__Task details__.
Write out every one of the rows below verbatim, keeping each line, number, and bracket unchanged.

__Dataset extract__.
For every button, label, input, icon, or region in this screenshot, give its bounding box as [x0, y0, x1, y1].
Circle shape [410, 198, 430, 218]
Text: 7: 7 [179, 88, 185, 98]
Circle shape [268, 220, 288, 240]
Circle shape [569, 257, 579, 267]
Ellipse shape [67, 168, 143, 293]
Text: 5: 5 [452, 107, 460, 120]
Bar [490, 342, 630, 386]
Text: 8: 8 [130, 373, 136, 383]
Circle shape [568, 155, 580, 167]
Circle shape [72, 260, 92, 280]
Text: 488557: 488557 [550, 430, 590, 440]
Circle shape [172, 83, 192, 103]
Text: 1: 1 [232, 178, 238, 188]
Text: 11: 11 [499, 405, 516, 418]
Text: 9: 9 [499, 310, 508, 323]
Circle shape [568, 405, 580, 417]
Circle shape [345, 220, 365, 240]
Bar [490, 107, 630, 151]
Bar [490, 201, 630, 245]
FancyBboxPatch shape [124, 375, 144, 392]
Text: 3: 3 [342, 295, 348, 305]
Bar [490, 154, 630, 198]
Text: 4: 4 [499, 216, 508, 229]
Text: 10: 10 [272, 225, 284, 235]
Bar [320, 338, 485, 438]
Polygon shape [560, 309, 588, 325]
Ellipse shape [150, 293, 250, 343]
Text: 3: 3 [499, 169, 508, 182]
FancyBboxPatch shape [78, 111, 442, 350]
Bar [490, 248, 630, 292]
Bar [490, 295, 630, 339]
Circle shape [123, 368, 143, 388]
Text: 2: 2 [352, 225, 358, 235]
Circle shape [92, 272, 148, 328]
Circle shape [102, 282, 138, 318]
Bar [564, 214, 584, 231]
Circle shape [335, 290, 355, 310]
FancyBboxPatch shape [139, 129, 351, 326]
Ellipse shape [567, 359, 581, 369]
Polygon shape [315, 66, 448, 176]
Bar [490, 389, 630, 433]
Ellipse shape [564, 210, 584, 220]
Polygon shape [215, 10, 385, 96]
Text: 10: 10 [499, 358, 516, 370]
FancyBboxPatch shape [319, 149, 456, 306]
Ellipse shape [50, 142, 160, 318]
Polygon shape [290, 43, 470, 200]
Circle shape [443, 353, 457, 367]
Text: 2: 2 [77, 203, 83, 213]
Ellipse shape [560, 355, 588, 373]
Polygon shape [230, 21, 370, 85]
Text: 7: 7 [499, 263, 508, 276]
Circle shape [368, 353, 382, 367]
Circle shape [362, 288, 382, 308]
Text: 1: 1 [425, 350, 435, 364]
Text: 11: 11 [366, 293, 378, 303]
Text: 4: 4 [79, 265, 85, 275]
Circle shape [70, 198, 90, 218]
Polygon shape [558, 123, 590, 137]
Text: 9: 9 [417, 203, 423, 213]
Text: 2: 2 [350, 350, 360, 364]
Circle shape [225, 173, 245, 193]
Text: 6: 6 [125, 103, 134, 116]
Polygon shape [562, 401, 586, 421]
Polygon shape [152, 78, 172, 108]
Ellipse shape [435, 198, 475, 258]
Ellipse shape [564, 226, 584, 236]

__Solution to this exercise__.
For every button, label, input, icon, or region in this screenshot, give its bounding box as [x0, y0, x1, y1].
Circle shape [410, 198, 430, 218]
Text: 7: 7 [179, 88, 185, 98]
Circle shape [268, 220, 288, 240]
Circle shape [569, 257, 579, 267]
Ellipse shape [67, 168, 143, 293]
Text: 5: 5 [452, 107, 460, 120]
Bar [490, 342, 630, 386]
Text: 8: 8 [130, 373, 136, 383]
Circle shape [568, 155, 580, 167]
Circle shape [72, 260, 92, 280]
Text: 488557: 488557 [550, 430, 590, 440]
Circle shape [172, 83, 192, 103]
Text: 1: 1 [232, 178, 238, 188]
Text: 11: 11 [499, 405, 516, 418]
Text: 9: 9 [499, 310, 508, 323]
Circle shape [568, 405, 580, 417]
Circle shape [345, 220, 365, 240]
Bar [490, 107, 630, 151]
Bar [490, 201, 630, 245]
FancyBboxPatch shape [124, 375, 144, 392]
Text: 3: 3 [342, 295, 348, 305]
Bar [490, 154, 630, 198]
Text: 4: 4 [499, 216, 508, 229]
Text: 10: 10 [272, 225, 284, 235]
Bar [320, 338, 485, 438]
Polygon shape [560, 309, 588, 325]
Ellipse shape [150, 293, 250, 343]
Text: 3: 3 [499, 169, 508, 182]
FancyBboxPatch shape [78, 111, 442, 350]
Bar [490, 248, 630, 292]
Bar [490, 295, 630, 339]
Circle shape [123, 368, 143, 388]
Text: 2: 2 [352, 225, 358, 235]
Circle shape [92, 272, 148, 328]
Circle shape [102, 282, 138, 318]
Bar [564, 214, 584, 231]
Circle shape [335, 290, 355, 310]
FancyBboxPatch shape [139, 129, 351, 326]
Ellipse shape [567, 359, 581, 369]
Polygon shape [315, 66, 448, 176]
Bar [490, 389, 630, 433]
Ellipse shape [564, 210, 584, 220]
Polygon shape [215, 10, 385, 96]
Text: 10: 10 [499, 358, 516, 370]
FancyBboxPatch shape [319, 149, 456, 306]
Ellipse shape [50, 142, 160, 318]
Polygon shape [290, 43, 470, 200]
Circle shape [443, 353, 457, 367]
Text: 2: 2 [77, 203, 83, 213]
Ellipse shape [560, 355, 588, 373]
Polygon shape [230, 21, 370, 85]
Text: 7: 7 [499, 263, 508, 276]
Circle shape [368, 353, 382, 367]
Circle shape [362, 288, 382, 308]
Text: 1: 1 [425, 350, 435, 364]
Text: 11: 11 [366, 293, 378, 303]
Text: 4: 4 [79, 265, 85, 275]
Circle shape [70, 198, 90, 218]
Polygon shape [558, 123, 590, 137]
Text: 9: 9 [417, 203, 423, 213]
Text: 2: 2 [350, 350, 360, 364]
Circle shape [225, 173, 245, 193]
Text: 6: 6 [125, 103, 134, 116]
Polygon shape [562, 401, 586, 421]
Polygon shape [152, 78, 172, 108]
Ellipse shape [435, 198, 475, 258]
Ellipse shape [564, 226, 584, 236]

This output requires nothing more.